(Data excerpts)

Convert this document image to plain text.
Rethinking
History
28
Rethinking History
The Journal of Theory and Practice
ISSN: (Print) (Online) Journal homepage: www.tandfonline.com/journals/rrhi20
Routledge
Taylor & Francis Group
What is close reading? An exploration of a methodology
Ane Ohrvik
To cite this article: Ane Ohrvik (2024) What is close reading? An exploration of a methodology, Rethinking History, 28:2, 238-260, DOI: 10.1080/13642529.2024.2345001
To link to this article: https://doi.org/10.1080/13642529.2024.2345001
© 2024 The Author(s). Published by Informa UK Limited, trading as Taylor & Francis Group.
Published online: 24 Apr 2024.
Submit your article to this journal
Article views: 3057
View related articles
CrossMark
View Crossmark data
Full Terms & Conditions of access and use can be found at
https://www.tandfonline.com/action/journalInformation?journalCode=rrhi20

#### Instructions for the task:
Every line of the listing that holds "Rethinking" is to be counted; give only the resulting number.

#### Exercise solution:
3